>> Begin Text section

Julio Cortazar, born Jules Florencio Cortazar (American Spanish: ['xuljo kor'tasar]; August 26, 1914 - February 12, 1984), was an Argentine novelist, short story writer, and essayist. Known as one of the founders of the Latin American Boom, Cortazar influenced an entire generation of Spanish-speaking readers and writers in the Americas and Europe. He has been called both a "modern master of the short story" and, by Carlos Fuentes, "the Simon Bolivar of the novel."


== Early life ==
Julio Cortazar was born on August 26, 1914, in Ixelles, a borough of Brussels, Belgium. According to biographer Miguel Herraez, his parents, Julio Jose Cortazar and Maria Herminia Descotte, were Argentine citizens, and his father was attached to the Argentine diplomatic service in Belgium.
At the time of Cortazar's birth Belgium was occupied by the German troops of Kaiser Wilhelm II. After the irruption of German troops in Belgium, Cortazar and his family moved to Zurich where Maria Herminia's parents, Victoria Gabel and Louis Descotte (a French National), were waiting in neutral territory. The family group spent the next two years in Switzerland, first in Zurich, then in Geneva, before moving for a short period to Barcelona. The Cortazars settled outside Buenos Aires by the end of 1919.
Cortazar's father deserted his wife when Julio was six, and the family had no further contact with him. Cortazar spent most of his childhood in Banfield, a suburb south of Buenos Aires, with his mother and younger sister. The home in Banfield, with its back yard, was a source of inspiration for some of his stories. Despite this, in a letter to Graciela M. de Sola on December 4, 1963, he described this period of his life as "full of servitude, excessive touchiness, terrible and frequent sadness." He was a sickly child and spent much of his childhood in bed reading. His mother, who spoke several languages and was a great reader herself, introduced her son to the works of Jules Verne, whom Cortazar admired for the rest of his life. In the magazine Plural (issue 44, Mexico City, May 1975) he wrote: "I spent my childhood in a haze full of goblins and elves, with a sense of space and time that was different from everybody else's."


== Education and teaching career ==

Cortazar obtained a qualification as an elementary school teacher at the age of 18. He would later pursue higher education in philosophy and languages at the University of Buenos Aires, but left for financial reasons without receiving a degree. According to biographer Montes-Bradley, Cortazar taught in at least two high schools in Buenos Aires Province, one in the city of Chivilcoy, the other in Bolivar. In 1938, using the pseudonym of Julio Denis, he self-published a volume of sonnets, Presencia, which he later repudiated, saying in a 1977 interview for Spanish television that publishing it was his only transgression to the principle of not publishing any books until he was convinced that what was written in them was what he meant to say. In 1944 he became professor of French literature at the National University of Cuyo in Mendoza, but he resigned the position in June 1946 due to political pressure from Peronists. He subsequently worked as a translator and as director of the Camara Argentina del Libro, a trade organization. In 1949 he published a play, Los Reyes (The Kings), based on the myth of Theseus and the Minotaur.

>> End Text section

■ Set exercise
Extend the biography of Julio Cortazar, beginning right after its last sentence about the play Los Reyes.

>> Begin Records supplied

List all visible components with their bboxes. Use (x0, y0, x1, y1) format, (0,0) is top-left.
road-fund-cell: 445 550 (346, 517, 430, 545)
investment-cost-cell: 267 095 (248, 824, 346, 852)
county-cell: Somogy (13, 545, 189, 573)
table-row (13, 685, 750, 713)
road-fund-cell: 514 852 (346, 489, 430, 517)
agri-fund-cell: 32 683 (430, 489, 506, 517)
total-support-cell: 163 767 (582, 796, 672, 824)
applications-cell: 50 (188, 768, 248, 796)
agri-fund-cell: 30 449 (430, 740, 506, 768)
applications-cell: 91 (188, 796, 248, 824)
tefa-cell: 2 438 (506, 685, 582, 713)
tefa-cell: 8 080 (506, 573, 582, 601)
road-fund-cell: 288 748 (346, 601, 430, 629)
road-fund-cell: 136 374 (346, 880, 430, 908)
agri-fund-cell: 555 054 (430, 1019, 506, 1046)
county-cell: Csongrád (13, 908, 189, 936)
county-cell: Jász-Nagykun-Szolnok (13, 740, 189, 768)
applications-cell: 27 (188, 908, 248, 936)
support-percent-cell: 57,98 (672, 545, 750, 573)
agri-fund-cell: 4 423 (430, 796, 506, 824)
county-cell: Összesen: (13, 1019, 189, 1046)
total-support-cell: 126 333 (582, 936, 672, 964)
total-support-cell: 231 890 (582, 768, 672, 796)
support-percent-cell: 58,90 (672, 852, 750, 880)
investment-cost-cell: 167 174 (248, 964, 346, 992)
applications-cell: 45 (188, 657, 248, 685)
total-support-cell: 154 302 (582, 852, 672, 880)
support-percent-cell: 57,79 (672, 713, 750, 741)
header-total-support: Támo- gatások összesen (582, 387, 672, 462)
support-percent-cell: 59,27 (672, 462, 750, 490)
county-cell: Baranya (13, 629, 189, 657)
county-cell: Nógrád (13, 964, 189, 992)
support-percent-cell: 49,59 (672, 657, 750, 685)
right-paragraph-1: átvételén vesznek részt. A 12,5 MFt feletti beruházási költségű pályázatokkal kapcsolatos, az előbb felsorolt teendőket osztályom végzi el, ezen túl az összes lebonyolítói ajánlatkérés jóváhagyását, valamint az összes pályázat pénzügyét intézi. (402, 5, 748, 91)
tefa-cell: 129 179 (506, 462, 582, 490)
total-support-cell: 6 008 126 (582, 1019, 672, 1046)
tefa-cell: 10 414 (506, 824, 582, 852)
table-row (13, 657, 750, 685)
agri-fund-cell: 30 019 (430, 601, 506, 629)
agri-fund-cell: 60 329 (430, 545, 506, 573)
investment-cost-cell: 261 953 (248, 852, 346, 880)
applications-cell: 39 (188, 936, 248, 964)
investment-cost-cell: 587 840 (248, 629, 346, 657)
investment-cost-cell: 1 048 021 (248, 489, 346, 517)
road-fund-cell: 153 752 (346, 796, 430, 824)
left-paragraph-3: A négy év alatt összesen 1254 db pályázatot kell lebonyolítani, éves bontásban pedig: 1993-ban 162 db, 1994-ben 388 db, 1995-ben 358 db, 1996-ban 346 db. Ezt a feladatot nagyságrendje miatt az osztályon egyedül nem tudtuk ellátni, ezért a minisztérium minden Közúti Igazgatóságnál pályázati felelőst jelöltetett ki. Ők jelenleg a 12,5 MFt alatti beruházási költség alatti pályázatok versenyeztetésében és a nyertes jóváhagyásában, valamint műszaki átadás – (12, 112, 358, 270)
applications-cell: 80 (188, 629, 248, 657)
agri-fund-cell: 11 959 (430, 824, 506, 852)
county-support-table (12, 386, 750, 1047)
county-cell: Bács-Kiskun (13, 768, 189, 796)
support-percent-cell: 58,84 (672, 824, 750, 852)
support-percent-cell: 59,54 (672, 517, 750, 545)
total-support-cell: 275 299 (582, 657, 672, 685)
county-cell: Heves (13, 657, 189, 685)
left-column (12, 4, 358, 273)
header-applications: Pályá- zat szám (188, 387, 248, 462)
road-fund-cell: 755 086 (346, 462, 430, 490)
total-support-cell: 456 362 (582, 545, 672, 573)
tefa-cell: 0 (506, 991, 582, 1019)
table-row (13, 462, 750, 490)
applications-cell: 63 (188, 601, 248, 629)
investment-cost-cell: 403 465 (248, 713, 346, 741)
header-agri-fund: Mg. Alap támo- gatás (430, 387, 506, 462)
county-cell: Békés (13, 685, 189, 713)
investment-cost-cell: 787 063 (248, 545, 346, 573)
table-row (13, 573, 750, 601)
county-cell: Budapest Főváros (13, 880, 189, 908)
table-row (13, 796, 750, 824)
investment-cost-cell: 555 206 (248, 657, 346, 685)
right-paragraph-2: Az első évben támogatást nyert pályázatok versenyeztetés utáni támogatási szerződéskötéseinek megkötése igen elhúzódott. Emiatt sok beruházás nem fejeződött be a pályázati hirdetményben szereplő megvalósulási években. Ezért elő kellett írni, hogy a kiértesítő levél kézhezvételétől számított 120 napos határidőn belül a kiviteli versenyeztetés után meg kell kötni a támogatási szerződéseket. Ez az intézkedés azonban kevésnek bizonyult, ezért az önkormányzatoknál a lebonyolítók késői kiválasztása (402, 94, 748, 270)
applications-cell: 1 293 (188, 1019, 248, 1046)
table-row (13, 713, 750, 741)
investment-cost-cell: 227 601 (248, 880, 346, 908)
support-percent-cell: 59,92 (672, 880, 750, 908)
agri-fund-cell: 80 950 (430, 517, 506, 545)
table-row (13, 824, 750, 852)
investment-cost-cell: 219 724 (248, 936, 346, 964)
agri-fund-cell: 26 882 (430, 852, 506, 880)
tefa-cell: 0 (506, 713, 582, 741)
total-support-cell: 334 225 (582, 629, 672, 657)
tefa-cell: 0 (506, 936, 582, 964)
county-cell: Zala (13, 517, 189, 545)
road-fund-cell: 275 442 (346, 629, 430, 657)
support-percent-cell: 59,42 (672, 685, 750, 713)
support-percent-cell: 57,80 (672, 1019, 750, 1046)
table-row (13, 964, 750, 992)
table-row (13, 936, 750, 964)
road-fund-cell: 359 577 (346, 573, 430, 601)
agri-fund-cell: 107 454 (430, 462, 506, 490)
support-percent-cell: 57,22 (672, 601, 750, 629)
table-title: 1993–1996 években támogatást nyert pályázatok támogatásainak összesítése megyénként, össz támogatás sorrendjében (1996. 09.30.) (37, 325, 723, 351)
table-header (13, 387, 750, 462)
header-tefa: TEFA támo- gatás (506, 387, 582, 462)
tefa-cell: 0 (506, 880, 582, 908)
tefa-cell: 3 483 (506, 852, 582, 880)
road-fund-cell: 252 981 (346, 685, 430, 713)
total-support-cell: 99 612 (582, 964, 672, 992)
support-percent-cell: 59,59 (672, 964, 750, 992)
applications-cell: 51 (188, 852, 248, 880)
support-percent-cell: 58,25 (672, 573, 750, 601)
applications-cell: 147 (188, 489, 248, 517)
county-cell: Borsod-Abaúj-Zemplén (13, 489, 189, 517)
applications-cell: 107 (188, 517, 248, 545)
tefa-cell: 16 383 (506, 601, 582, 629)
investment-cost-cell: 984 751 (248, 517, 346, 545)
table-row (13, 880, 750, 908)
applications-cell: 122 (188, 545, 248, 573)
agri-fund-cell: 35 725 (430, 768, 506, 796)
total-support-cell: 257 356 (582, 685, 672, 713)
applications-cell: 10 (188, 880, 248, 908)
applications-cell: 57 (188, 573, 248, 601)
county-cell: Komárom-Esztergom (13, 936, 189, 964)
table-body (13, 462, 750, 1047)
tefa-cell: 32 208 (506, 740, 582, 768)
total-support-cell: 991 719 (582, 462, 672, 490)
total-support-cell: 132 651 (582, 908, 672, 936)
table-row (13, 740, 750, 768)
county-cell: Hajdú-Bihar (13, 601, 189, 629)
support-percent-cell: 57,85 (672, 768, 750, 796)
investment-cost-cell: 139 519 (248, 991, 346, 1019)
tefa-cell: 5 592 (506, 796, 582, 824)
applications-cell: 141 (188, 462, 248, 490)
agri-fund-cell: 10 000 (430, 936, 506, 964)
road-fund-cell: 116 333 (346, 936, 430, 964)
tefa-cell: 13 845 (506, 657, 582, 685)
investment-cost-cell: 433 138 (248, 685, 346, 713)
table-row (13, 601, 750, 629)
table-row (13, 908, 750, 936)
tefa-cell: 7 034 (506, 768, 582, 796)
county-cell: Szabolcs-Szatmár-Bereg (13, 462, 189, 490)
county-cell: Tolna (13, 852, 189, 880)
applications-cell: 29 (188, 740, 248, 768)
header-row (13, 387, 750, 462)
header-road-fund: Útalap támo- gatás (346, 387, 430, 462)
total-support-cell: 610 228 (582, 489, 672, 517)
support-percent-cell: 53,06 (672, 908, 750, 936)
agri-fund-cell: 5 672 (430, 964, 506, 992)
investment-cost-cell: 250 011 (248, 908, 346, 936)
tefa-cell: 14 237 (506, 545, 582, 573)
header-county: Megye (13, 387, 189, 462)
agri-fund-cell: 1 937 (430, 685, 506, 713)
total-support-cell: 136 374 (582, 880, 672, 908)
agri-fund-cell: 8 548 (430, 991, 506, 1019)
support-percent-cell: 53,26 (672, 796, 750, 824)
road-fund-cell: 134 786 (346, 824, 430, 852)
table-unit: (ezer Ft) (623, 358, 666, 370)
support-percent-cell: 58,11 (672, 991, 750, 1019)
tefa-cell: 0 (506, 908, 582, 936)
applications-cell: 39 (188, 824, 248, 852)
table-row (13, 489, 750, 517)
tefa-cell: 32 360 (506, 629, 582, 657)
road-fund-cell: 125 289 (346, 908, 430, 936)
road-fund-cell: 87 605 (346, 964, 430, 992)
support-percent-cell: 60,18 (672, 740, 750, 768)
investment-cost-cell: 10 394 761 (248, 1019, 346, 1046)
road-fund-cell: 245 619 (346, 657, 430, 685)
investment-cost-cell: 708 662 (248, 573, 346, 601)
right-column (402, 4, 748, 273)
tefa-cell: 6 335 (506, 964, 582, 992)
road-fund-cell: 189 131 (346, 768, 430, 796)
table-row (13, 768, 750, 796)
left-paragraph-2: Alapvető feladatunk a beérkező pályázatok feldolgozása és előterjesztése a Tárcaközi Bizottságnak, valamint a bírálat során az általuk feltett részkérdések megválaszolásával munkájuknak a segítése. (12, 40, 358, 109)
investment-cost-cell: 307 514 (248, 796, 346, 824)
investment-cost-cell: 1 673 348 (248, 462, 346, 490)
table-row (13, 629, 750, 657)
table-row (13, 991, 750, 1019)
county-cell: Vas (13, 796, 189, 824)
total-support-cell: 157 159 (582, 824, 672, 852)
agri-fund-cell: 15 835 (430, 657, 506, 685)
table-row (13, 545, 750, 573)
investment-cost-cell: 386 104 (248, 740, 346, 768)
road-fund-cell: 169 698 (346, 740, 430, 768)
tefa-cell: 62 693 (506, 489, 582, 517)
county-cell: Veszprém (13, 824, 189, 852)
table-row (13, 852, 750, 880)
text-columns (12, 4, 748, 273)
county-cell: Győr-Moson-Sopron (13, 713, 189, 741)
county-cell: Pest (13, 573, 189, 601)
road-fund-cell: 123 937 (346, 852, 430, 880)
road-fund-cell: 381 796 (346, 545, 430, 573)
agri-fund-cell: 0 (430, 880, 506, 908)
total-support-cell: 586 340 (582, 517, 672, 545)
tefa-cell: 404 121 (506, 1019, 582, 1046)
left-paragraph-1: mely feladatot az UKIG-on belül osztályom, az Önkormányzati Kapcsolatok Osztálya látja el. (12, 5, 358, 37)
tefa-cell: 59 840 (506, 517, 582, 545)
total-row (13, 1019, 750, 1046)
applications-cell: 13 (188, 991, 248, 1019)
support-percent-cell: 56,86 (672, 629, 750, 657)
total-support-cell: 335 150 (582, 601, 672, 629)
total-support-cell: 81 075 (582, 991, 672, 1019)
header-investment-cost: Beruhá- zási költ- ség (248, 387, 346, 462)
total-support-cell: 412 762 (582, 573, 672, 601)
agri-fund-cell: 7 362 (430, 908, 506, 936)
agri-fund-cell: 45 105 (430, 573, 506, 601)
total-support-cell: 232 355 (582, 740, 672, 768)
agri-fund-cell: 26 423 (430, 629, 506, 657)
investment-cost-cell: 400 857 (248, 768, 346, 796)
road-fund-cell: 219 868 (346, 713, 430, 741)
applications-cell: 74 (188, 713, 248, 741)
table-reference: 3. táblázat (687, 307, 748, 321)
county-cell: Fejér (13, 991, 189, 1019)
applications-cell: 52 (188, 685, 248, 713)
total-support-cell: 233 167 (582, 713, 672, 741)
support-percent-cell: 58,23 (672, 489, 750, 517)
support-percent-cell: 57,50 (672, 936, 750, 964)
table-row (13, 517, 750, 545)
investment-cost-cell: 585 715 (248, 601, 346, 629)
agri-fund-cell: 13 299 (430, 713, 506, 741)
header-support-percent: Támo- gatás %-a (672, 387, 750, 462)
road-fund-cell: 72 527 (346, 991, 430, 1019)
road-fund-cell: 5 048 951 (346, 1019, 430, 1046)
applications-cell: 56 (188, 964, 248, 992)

>> End Records supplied
>> Begin Records supplied

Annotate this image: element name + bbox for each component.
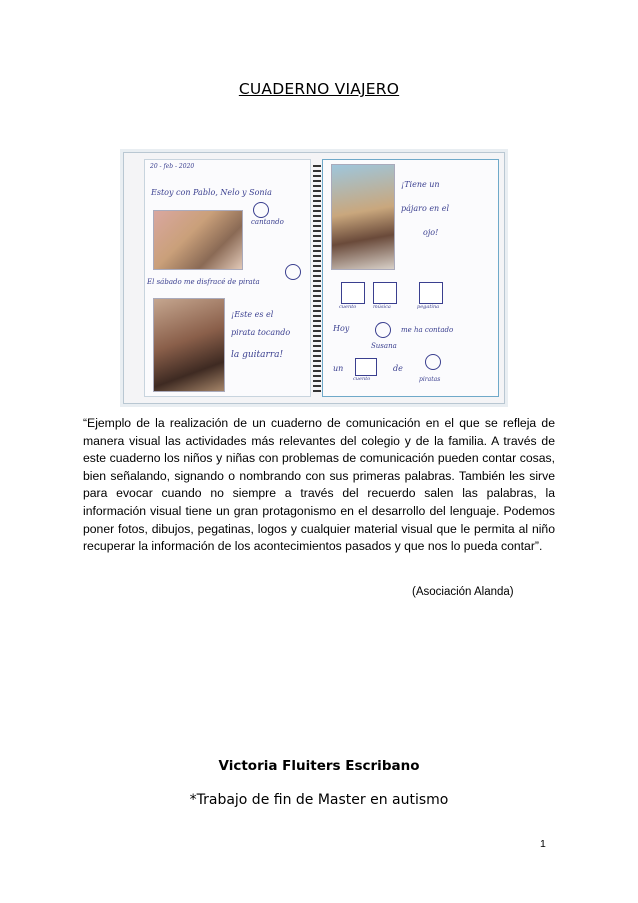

>> End Records supplied
>> Begin Records supplied

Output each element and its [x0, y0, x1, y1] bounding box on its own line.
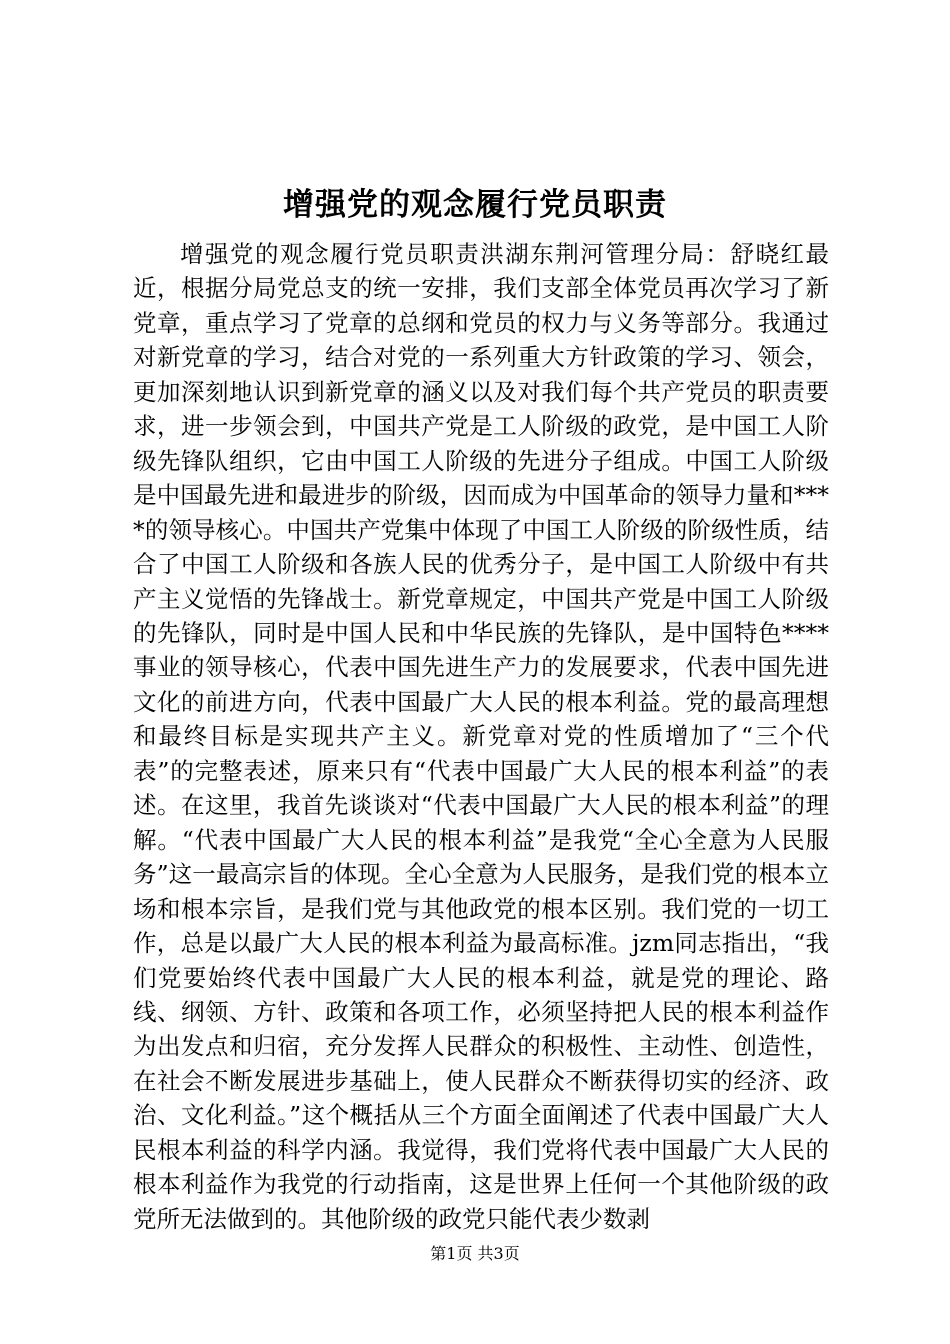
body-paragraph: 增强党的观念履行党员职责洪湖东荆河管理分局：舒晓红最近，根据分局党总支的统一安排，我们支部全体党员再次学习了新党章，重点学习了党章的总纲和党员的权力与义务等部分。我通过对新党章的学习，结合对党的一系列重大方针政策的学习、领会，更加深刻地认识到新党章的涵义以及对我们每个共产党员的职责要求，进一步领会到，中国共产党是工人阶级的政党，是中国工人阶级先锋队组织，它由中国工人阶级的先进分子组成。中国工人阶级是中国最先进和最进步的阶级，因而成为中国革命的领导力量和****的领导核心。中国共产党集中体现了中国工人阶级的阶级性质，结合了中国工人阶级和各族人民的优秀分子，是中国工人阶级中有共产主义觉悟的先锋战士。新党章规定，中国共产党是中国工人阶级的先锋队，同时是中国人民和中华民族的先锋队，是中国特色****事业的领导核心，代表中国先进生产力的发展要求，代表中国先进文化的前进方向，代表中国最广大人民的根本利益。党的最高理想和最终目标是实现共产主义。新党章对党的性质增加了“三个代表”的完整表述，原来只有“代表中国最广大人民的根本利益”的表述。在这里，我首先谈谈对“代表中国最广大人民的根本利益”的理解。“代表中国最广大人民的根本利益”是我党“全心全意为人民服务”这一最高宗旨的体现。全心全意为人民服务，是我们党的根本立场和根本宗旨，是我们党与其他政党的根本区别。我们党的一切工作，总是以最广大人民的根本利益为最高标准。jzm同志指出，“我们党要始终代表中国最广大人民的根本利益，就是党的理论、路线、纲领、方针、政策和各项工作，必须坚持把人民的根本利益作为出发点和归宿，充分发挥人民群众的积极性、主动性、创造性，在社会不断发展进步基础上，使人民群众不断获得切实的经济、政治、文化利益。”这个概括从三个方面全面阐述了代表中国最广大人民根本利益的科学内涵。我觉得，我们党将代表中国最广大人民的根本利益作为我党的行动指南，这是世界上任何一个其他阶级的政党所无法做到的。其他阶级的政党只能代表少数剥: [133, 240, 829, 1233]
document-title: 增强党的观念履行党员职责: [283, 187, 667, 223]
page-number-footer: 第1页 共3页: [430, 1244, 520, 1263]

>> End Records supplied

■ Response to this task
== Years in France ==
In 1951, Cortazar emigrated to France, where he lived and worked for the rest of his life, though he traveled widely. From 1952 onwards, he worked intermittently for UNESCO as a translator. He wrote most of his major works in Paris or in Saignon in the south of France, where he also maintained a home. In later years he became actively engaged in opposing abuses of human rights in Latin America, and was a supporter of the Sandinista revolution in Nicaragua as well as Fidel Castro's Cuban revolution and Salvador Allende's socialist government in Chile.
Cortazar had three long-term romantic relationships with women. The first was with Aurora Bernardez, an Argentine translator, whom he married in 1953. They separated in 1968 when he became involved with the Lithuanian writer, editor, translator, and filmmaker Ugne Karvelis, whom he never formally married, and who reportedly stimulated Cortazar's interest in politics, although his political sensibilities had already been awakened by a visit to Cuba in 1963, the first of multiple trips that he would make to that country throughout the remainder of his life. He later married the American writer Carol Dunlop. After Dunlop's death in 1982, Aurora Bernardez accompanied Cortazar during his final illness and, in accordance with his longstanding wishes, inherited the rights to all his works.
He died in Paris in 1984 and is interred in the Cimetiere de Montparnasse. The cause of his death was reported to be leukemia though some sources state that he died from AIDS as a result of receiving a blood transfusion.


== Works ==
Cortazar wrote numerous short stories, collected in such volumes as Bestiario (1951), Final del juego (1956), and Las armas secretas (1959). In 1967, English translations by Paul Blackburn of stories selected from these volumes were published by Pantheon Books as End of the Game and Other Stories. Cortazar published four novels during his lifetime: Los premios (The Winners, 1960), Hopscotch (Rayuela, 1963), 62: A Model Kit (62 Modelo para Armar, 1968), and Libro de Manuel (A Manual for Manuel, 1973). Except for Los premios, which was translated by Elaine Kerrigan, these novels have been translated into English by Gregory Rabassa. Two other novels, El examen and Divertimiento, though written before 1960, only appeared posthumously.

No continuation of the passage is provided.